:: Your objective ::
What is the number of lines containing the string "mean"? Answer with the number only.

:: Extracted entries ::

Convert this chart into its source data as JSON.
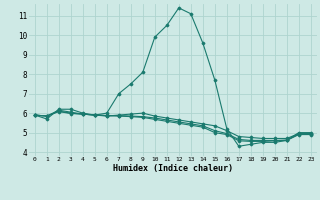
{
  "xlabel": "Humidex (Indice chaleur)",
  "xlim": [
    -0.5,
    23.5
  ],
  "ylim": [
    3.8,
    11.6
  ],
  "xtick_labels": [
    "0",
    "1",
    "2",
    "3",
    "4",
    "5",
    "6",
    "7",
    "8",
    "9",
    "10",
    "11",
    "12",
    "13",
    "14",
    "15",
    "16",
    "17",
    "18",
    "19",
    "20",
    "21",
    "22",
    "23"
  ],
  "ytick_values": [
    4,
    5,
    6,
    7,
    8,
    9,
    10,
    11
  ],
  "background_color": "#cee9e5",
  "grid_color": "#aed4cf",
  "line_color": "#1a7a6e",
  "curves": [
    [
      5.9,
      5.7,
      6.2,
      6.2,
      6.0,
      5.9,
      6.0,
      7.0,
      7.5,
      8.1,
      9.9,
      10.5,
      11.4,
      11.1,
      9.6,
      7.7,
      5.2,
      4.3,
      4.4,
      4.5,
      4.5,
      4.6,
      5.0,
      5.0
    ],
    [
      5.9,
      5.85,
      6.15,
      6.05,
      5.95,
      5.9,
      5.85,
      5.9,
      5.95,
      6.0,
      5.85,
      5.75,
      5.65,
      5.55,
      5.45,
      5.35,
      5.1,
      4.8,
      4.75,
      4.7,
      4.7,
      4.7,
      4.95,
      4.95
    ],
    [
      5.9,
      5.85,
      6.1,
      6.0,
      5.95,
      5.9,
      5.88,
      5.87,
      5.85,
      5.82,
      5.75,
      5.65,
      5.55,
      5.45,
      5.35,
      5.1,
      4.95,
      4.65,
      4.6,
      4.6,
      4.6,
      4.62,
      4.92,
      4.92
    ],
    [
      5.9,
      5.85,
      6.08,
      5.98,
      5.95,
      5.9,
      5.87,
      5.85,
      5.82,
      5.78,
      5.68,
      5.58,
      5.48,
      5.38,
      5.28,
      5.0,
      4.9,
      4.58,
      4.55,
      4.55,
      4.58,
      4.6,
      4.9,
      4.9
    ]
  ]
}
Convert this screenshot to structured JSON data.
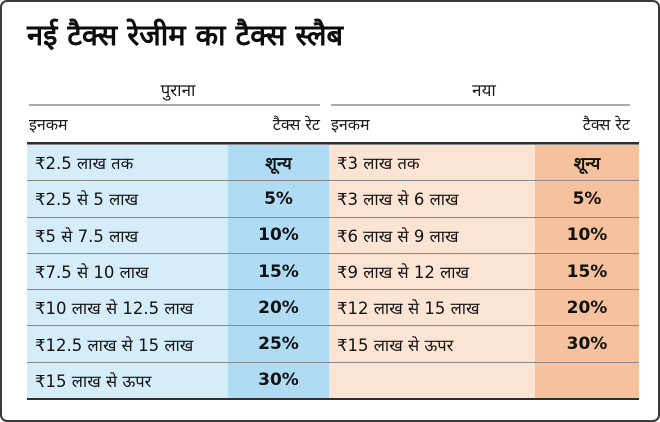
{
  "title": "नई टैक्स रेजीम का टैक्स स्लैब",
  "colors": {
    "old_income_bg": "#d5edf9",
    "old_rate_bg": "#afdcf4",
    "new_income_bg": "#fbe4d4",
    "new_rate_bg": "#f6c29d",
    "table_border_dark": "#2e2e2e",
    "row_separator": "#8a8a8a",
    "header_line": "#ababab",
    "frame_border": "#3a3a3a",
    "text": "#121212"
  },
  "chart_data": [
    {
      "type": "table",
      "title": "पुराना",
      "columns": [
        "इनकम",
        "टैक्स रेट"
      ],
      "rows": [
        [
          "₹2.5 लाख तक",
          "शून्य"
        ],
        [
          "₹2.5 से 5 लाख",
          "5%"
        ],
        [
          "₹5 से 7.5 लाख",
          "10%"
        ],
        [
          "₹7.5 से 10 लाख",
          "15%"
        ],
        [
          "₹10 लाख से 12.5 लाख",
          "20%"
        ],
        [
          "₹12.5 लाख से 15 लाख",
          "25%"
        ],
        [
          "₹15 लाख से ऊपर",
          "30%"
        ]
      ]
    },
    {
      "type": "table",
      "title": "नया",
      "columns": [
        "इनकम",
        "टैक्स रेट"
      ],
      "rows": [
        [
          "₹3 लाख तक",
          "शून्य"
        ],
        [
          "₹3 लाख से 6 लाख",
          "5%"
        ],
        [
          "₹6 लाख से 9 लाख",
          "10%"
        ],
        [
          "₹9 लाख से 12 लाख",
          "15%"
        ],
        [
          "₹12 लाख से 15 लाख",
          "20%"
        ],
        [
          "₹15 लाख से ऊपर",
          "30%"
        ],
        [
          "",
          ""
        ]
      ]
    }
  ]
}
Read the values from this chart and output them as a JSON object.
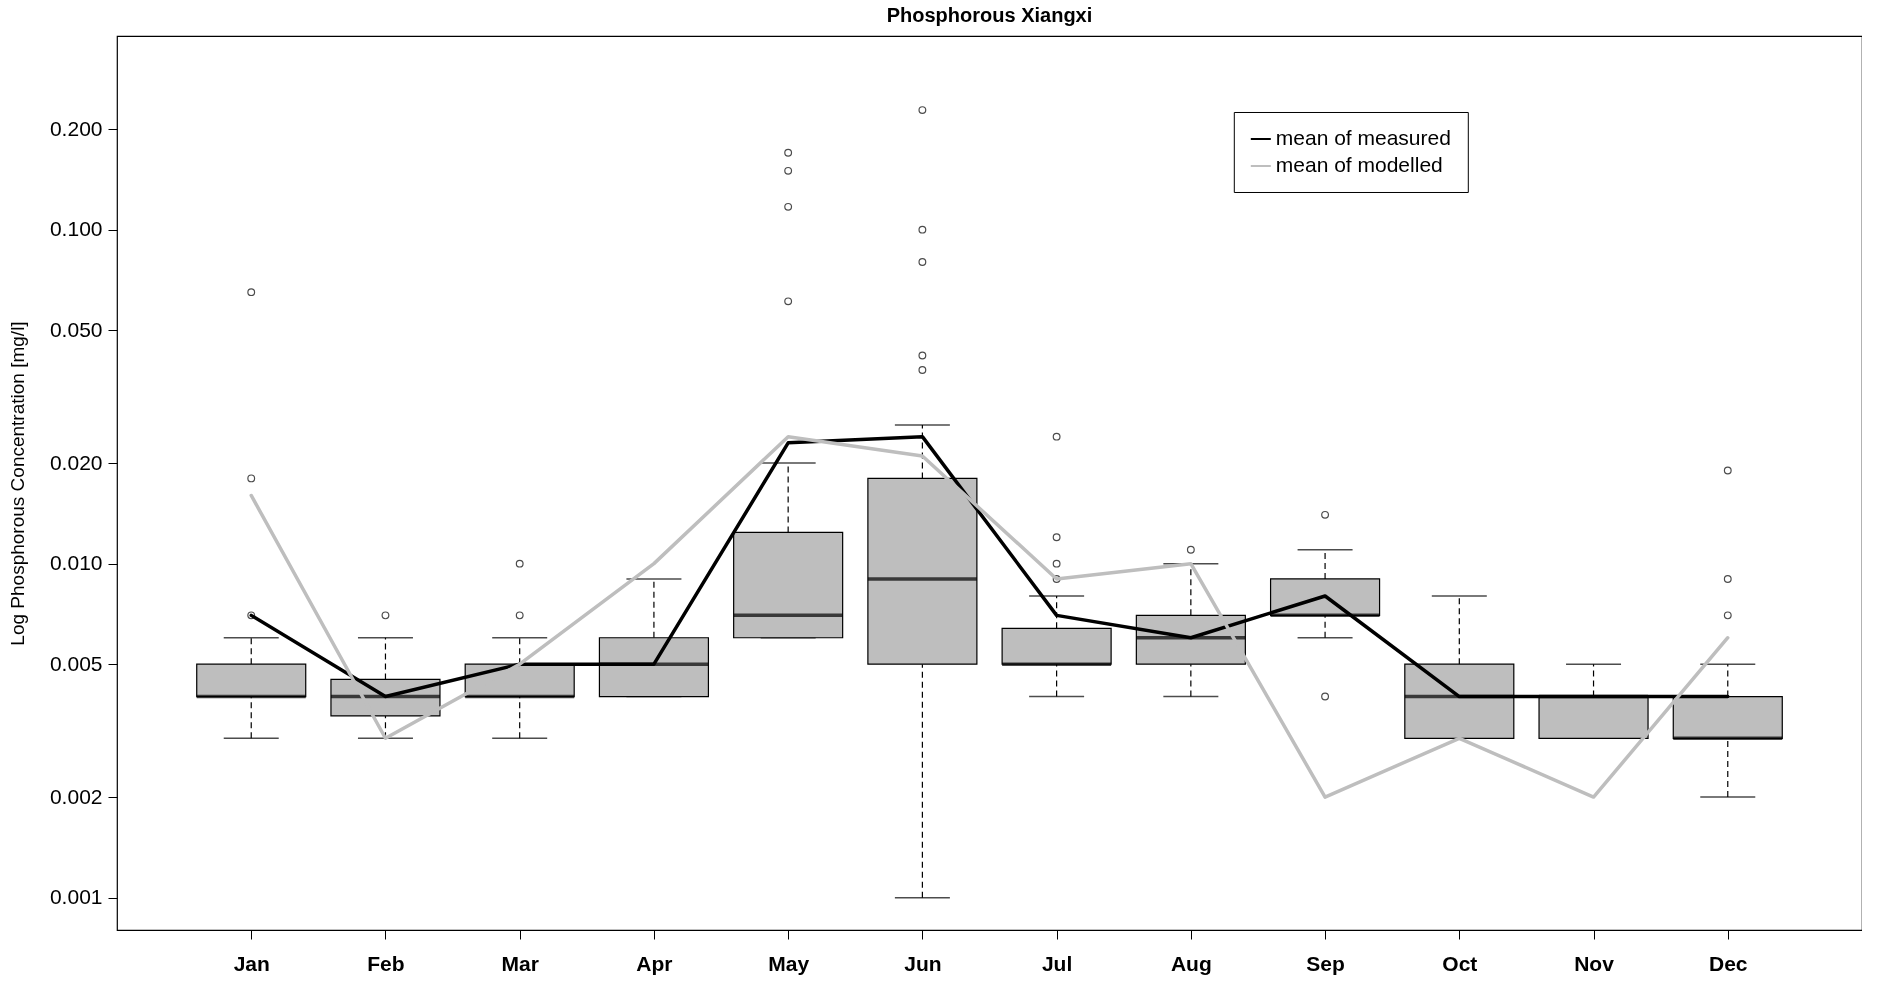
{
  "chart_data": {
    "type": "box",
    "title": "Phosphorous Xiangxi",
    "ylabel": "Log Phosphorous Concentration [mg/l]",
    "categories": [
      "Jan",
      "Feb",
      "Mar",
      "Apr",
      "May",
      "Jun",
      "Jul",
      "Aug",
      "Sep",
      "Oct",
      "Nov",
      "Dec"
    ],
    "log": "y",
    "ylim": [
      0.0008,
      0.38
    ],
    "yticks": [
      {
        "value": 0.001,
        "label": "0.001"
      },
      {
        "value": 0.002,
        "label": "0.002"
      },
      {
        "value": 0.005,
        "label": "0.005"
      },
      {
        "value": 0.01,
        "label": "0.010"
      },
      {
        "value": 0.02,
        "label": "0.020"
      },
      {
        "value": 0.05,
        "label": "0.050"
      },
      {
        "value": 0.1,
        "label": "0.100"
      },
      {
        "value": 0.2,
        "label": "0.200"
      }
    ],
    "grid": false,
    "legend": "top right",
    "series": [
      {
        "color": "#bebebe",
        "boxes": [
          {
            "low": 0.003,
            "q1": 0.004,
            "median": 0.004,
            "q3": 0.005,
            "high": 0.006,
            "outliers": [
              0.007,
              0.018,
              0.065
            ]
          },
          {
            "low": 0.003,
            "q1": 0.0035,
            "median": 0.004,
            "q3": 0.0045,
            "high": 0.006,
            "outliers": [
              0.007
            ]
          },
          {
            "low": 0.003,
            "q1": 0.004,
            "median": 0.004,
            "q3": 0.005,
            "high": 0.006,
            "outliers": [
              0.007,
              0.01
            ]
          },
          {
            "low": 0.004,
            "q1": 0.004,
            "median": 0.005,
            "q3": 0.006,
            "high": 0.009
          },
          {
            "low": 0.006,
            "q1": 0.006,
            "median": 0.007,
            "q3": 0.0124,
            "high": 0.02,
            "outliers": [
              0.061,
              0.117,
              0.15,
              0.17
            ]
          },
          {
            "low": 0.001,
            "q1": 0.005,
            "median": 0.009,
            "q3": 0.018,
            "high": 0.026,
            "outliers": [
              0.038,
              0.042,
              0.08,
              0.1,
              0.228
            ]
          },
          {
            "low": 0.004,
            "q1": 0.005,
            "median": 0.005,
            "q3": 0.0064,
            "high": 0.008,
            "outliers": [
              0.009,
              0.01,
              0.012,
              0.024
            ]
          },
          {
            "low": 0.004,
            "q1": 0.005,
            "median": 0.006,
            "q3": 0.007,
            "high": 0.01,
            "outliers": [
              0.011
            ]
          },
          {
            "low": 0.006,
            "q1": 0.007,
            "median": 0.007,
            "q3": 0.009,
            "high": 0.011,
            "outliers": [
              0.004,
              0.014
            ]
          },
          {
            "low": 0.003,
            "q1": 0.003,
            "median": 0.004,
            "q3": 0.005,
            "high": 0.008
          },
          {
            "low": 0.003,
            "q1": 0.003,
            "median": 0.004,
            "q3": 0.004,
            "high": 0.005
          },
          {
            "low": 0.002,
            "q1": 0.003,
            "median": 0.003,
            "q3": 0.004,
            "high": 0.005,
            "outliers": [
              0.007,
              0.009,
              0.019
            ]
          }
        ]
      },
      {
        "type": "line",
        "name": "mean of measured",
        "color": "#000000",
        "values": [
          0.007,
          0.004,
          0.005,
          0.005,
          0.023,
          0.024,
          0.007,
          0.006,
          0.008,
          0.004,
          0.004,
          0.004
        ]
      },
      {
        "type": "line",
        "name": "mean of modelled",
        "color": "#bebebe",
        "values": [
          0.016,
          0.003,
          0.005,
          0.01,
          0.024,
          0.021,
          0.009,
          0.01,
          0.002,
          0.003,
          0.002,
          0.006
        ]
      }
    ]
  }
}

:: Solved exercise ::
2